» **Direction**: In the material below, find every line with "content" and pull it out.

» **Available records**:
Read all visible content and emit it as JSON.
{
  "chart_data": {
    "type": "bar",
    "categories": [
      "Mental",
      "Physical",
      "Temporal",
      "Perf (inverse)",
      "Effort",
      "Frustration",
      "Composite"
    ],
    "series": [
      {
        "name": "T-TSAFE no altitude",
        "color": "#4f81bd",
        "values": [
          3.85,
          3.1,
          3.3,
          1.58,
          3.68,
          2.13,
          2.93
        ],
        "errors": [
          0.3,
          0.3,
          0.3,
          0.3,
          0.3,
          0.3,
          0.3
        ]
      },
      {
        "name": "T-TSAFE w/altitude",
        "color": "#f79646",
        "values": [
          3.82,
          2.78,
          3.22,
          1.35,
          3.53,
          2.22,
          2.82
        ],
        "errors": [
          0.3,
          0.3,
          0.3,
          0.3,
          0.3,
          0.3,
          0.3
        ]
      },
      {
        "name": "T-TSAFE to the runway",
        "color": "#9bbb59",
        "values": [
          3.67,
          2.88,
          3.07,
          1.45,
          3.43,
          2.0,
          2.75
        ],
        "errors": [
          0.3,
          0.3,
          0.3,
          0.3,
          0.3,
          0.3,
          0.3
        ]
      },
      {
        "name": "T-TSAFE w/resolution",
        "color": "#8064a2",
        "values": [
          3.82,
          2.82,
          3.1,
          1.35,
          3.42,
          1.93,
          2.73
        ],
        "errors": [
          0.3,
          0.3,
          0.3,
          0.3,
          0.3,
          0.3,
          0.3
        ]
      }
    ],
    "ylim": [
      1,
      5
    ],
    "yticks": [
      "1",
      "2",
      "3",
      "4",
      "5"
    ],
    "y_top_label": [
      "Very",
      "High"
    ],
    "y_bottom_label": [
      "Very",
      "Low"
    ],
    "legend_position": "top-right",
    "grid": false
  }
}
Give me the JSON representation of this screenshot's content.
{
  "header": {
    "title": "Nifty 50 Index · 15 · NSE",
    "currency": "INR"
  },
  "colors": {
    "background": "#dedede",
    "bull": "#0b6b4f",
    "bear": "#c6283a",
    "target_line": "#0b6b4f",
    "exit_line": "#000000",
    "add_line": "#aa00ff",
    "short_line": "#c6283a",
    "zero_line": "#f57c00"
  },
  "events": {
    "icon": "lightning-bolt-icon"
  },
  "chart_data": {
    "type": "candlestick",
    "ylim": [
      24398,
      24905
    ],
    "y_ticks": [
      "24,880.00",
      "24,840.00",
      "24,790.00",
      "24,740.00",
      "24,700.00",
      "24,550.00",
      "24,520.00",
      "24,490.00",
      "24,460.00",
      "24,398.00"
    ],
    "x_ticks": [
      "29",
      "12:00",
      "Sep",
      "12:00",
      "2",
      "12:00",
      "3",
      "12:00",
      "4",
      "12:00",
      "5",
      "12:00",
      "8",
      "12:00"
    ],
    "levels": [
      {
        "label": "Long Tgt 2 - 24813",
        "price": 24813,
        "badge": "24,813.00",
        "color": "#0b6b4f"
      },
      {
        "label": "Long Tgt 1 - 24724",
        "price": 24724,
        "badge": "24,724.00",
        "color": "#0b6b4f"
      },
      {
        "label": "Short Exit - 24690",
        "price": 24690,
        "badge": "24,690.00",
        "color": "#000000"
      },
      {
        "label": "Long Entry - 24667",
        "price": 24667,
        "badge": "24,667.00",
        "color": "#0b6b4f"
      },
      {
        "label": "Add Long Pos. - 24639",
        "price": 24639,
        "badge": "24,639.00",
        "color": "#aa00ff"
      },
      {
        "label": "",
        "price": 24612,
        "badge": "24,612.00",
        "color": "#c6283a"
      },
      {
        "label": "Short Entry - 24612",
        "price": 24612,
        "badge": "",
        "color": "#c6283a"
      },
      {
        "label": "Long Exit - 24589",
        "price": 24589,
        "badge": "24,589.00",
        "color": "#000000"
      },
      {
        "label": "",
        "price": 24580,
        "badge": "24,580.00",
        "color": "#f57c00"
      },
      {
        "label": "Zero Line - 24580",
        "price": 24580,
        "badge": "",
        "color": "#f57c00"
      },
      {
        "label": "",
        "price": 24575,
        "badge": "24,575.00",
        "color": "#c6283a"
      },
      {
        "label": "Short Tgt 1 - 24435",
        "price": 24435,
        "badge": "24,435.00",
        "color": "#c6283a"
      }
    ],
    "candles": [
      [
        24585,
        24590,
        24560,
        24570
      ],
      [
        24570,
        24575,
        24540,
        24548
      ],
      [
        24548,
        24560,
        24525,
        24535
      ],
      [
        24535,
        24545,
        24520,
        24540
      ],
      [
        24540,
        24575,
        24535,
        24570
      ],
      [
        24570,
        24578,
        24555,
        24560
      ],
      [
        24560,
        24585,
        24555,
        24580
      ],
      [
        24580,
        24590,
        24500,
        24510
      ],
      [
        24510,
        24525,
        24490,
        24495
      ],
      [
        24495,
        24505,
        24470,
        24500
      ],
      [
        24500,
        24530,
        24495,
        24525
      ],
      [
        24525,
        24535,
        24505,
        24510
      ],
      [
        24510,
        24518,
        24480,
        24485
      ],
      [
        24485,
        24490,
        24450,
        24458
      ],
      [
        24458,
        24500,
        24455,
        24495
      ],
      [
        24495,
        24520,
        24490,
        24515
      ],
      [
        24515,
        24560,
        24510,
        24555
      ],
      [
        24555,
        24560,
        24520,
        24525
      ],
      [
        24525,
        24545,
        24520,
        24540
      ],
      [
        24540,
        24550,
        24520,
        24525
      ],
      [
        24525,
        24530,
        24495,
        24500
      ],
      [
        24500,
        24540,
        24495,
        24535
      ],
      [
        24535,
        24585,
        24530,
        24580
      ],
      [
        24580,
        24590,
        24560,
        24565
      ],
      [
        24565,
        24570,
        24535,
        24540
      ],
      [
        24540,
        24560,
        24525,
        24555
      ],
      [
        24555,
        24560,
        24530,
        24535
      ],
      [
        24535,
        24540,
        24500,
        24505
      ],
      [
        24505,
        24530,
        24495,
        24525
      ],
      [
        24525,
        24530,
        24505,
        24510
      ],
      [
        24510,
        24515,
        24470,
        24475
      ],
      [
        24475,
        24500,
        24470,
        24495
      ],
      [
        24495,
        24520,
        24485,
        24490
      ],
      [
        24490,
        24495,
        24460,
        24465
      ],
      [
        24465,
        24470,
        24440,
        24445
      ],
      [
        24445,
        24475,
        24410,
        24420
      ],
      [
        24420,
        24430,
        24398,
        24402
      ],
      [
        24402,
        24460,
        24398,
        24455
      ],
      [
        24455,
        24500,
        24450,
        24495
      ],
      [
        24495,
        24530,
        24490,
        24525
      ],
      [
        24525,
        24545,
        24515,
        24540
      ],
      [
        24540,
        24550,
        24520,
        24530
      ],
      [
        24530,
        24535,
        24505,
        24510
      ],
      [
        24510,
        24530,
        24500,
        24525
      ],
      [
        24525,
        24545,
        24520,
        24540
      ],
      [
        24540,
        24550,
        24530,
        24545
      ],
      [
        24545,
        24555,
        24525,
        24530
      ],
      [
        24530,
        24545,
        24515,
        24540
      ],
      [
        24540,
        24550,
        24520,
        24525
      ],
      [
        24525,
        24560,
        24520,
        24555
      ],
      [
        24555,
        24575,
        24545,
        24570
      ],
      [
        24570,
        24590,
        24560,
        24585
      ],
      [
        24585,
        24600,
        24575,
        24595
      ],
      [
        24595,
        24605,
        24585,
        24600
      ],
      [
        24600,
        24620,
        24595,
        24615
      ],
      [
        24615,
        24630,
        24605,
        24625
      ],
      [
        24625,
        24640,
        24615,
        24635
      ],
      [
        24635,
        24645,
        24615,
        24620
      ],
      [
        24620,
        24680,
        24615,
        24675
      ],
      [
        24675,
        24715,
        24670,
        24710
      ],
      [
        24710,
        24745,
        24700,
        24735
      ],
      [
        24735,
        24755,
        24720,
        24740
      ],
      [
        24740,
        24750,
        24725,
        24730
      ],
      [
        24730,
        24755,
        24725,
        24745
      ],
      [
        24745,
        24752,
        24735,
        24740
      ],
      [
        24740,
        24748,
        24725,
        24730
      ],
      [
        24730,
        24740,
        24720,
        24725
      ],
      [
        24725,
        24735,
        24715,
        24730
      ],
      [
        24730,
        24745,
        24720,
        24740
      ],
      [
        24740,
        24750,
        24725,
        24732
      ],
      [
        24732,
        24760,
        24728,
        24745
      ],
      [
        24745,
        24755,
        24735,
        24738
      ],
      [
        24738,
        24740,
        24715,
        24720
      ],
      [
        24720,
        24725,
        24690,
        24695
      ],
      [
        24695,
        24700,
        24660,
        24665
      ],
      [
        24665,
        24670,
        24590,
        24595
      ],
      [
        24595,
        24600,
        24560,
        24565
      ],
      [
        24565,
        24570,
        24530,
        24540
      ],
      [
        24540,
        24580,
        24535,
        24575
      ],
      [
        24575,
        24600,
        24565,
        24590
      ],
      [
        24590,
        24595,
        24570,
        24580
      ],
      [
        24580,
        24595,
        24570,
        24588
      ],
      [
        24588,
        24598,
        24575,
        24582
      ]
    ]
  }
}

» **Result for this task**:
Read all visible content and emit it as JSON.
Give me the JSON representation of this screenshot's content.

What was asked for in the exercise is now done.